What this task involves
Spot each line in the records below where the word "JSON" occurs, then copy it.
+++++
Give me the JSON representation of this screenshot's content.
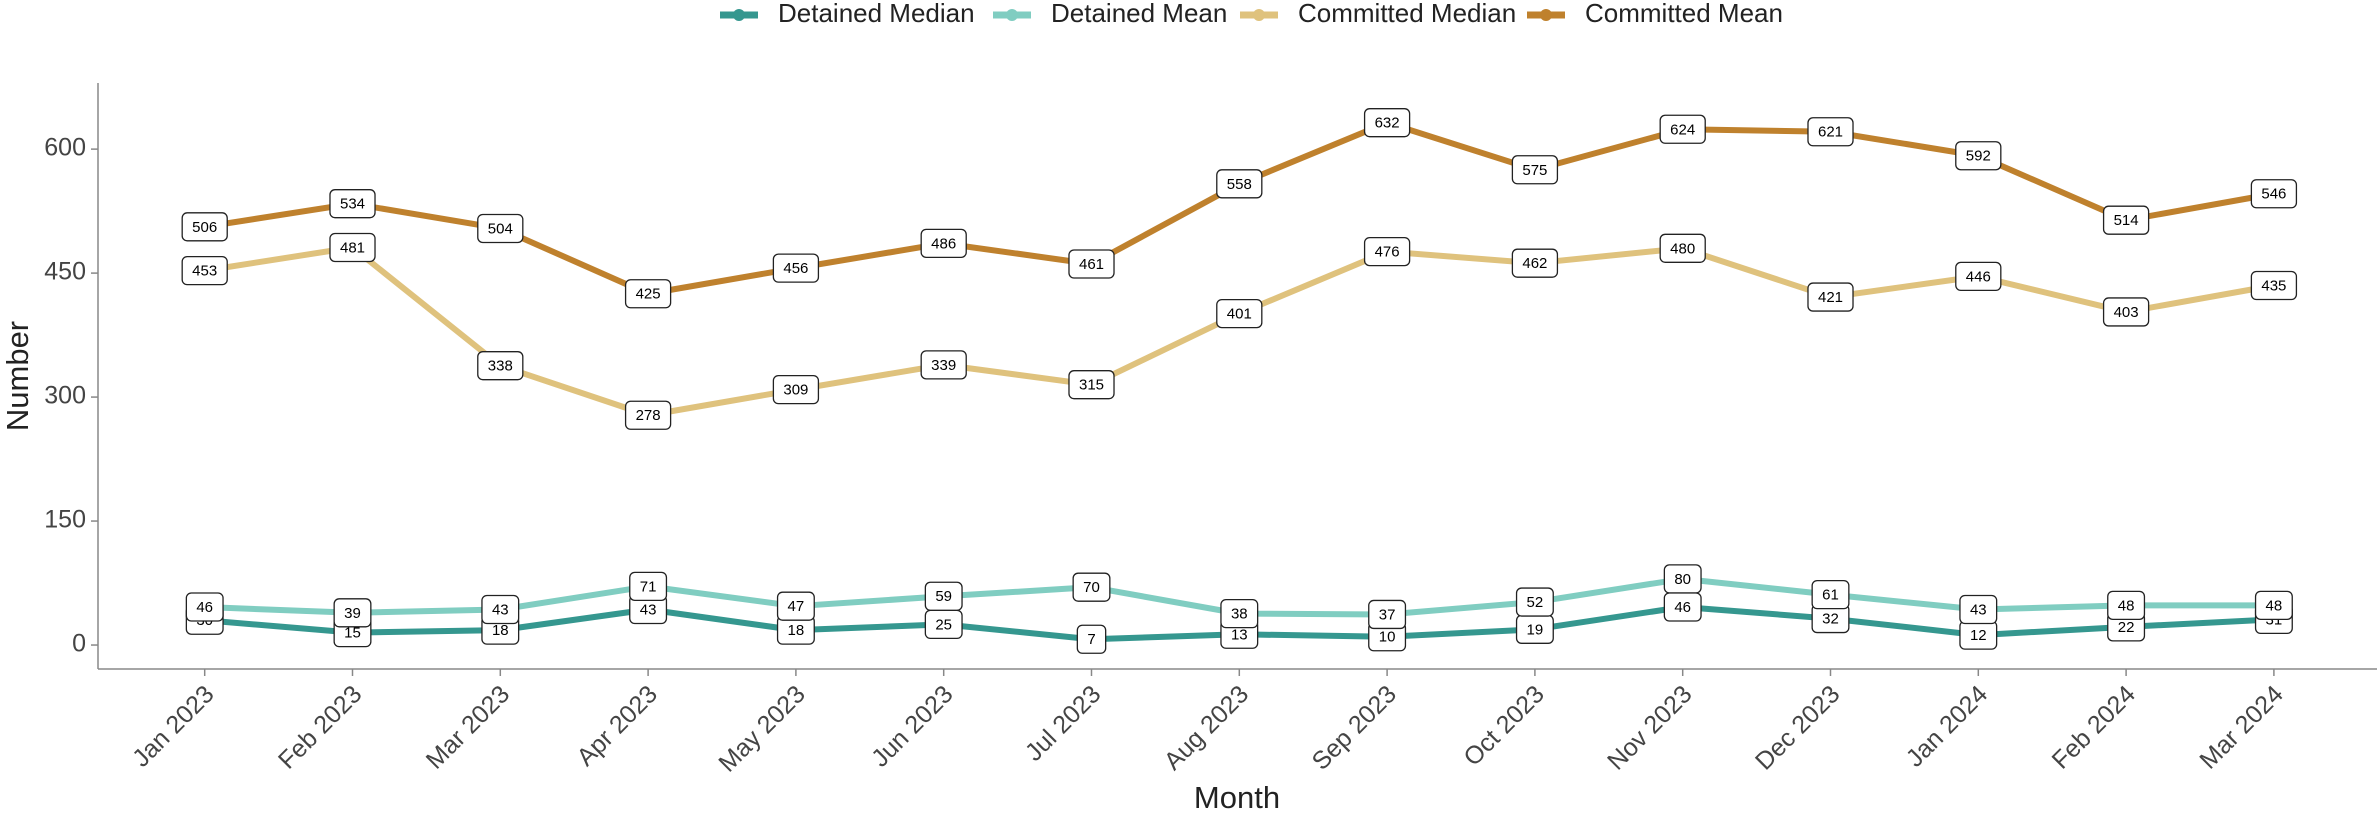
{
  "chart_data": {
    "type": "line",
    "x_label": "Month",
    "y_label": "Number",
    "categories": [
      "Jan 2023",
      "Feb 2023",
      "Mar 2023",
      "Apr 2023",
      "May 2023",
      "Jun 2023",
      "Jul 2023",
      "Aug 2023",
      "Sep 2023",
      "Oct 2023",
      "Nov 2023",
      "Dec 2023",
      "Jan 2024",
      "Feb 2024",
      "Mar 2024"
    ],
    "series": [
      {
        "name": "Detained Median",
        "color": "#35978f",
        "values": [
          30,
          15,
          18,
          43,
          18,
          25,
          7,
          13,
          10,
          19,
          46,
          32,
          12,
          22,
          31
        ]
      },
      {
        "name": "Detained Mean",
        "color": "#80cdc1",
        "values": [
          46,
          39,
          43,
          71,
          47,
          59,
          70,
          38,
          37,
          52,
          80,
          61,
          43,
          48,
          48
        ]
      },
      {
        "name": "Committed Median",
        "color": "#dfc27d",
        "values": [
          453,
          481,
          338,
          278,
          309,
          339,
          315,
          401,
          476,
          462,
          480,
          421,
          446,
          403,
          435
        ]
      },
      {
        "name": "Committed Mean",
        "color": "#bf812d",
        "values": [
          506,
          534,
          504,
          425,
          456,
          486,
          461,
          558,
          632,
          575,
          624,
          621,
          592,
          514,
          546
        ]
      }
    ],
    "ylim": [
      -29,
      680
    ],
    "yticks": [
      0,
      150,
      300,
      450,
      600
    ],
    "legend": "top"
  }
}
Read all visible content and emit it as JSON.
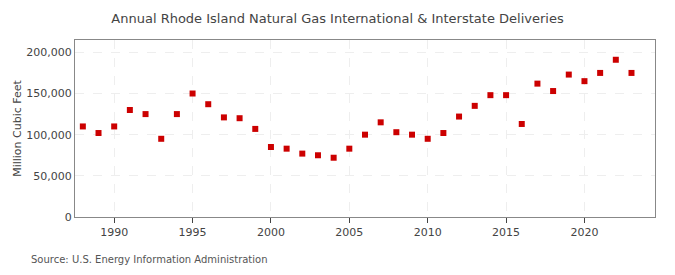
{
  "chart_data": {
    "type": "scatter",
    "title": "Annual Rhode Island Natural Gas International & Interstate Deliveries",
    "ylabel": "Million Cubic Feet",
    "source": "Source: U.S. Energy Information Administration",
    "x": [
      1988,
      1989,
      1990,
      1991,
      1992,
      1993,
      1994,
      1995,
      1996,
      1997,
      1998,
      1999,
      2000,
      2001,
      2002,
      2003,
      2004,
      2005,
      2006,
      2007,
      2008,
      2009,
      2010,
      2011,
      2012,
      2013,
      2014,
      2015,
      2016,
      2017,
      2018,
      2019,
      2020,
      2021,
      2022,
      2023
    ],
    "values": [
      110000,
      102000,
      110000,
      130000,
      125000,
      95000,
      125000,
      150000,
      137000,
      121000,
      120000,
      107000,
      85000,
      83000,
      77000,
      75000,
      72000,
      83000,
      100000,
      115000,
      103000,
      100000,
      95000,
      102000,
      122000,
      135000,
      148000,
      148000,
      113000,
      162000,
      153000,
      173000,
      165000,
      175000,
      191000,
      175000
    ],
    "color": "#cc0000",
    "marker": "square",
    "xlim": [
      1987.5,
      2024.5
    ],
    "xticks": [
      1990,
      1995,
      2000,
      2005,
      2010,
      2015,
      2020
    ],
    "ylim": [
      0,
      215000
    ],
    "yticks": [
      0,
      {
        "value": 50000,
        "label": "50,000"
      },
      {
        "value": 100000,
        "label": "100,000"
      },
      {
        "value": 150000,
        "label": "150,000"
      },
      {
        "value": 200000,
        "label": "200,000"
      }
    ],
    "grid": true
  }
}
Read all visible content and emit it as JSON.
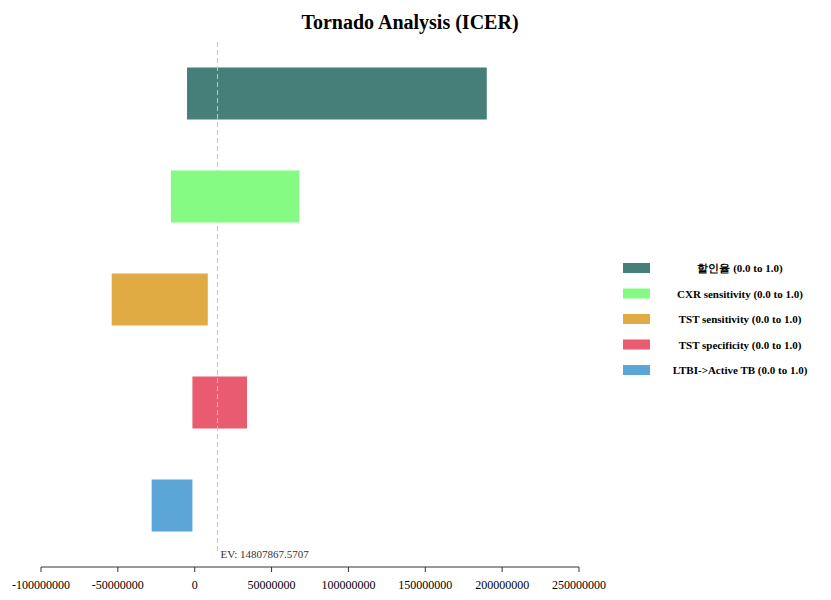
{
  "chart_data": {
    "type": "bar",
    "orientation": "horizontal",
    "title": "Tornado Analysis (ICER)",
    "categories": [
      "할인율 (0.0 to 1.0)",
      "CXR sensitivity (0.0 to 1.0)",
      "TST sensitivity (0.0 to 1.0)",
      "TST specificity (0.0 to 1.0)",
      "LTBI->Active TB (0.0 to 1.0)"
    ],
    "low": [
      -5000000,
      -15500000,
      -54000000,
      -1500000,
      -28000000
    ],
    "high": [
      190000000,
      68000000,
      8500000,
      34000000,
      -1500000
    ],
    "colors": [
      "#467f7a",
      "#86fb84",
      "#e1ab44",
      "#e95b6e",
      "#5ba6d6"
    ],
    "xlim": [
      -100000000,
      250000000
    ],
    "xticks": [
      -100000000,
      -50000000,
      0,
      50000000,
      100000000,
      150000000,
      200000000,
      250000000
    ],
    "ev": 14807867.5707,
    "ev_label": "EV: 14807867.5707",
    "legend": "right"
  }
}
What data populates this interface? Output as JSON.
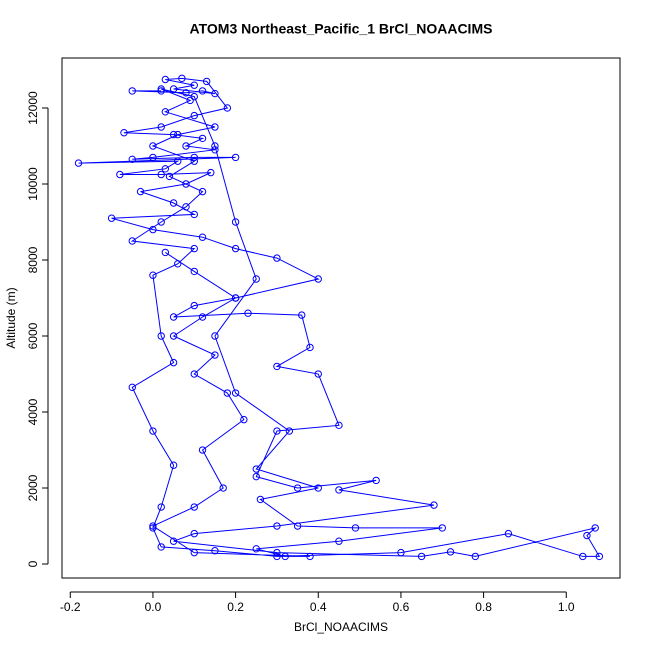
+++++
Exercise solution
Give me the JSON representation of this screenshot's content.
Read all visible content and emit it as JSON.
Read all visible content and emit it as JSON.
What data populates this interface? Output as JSON.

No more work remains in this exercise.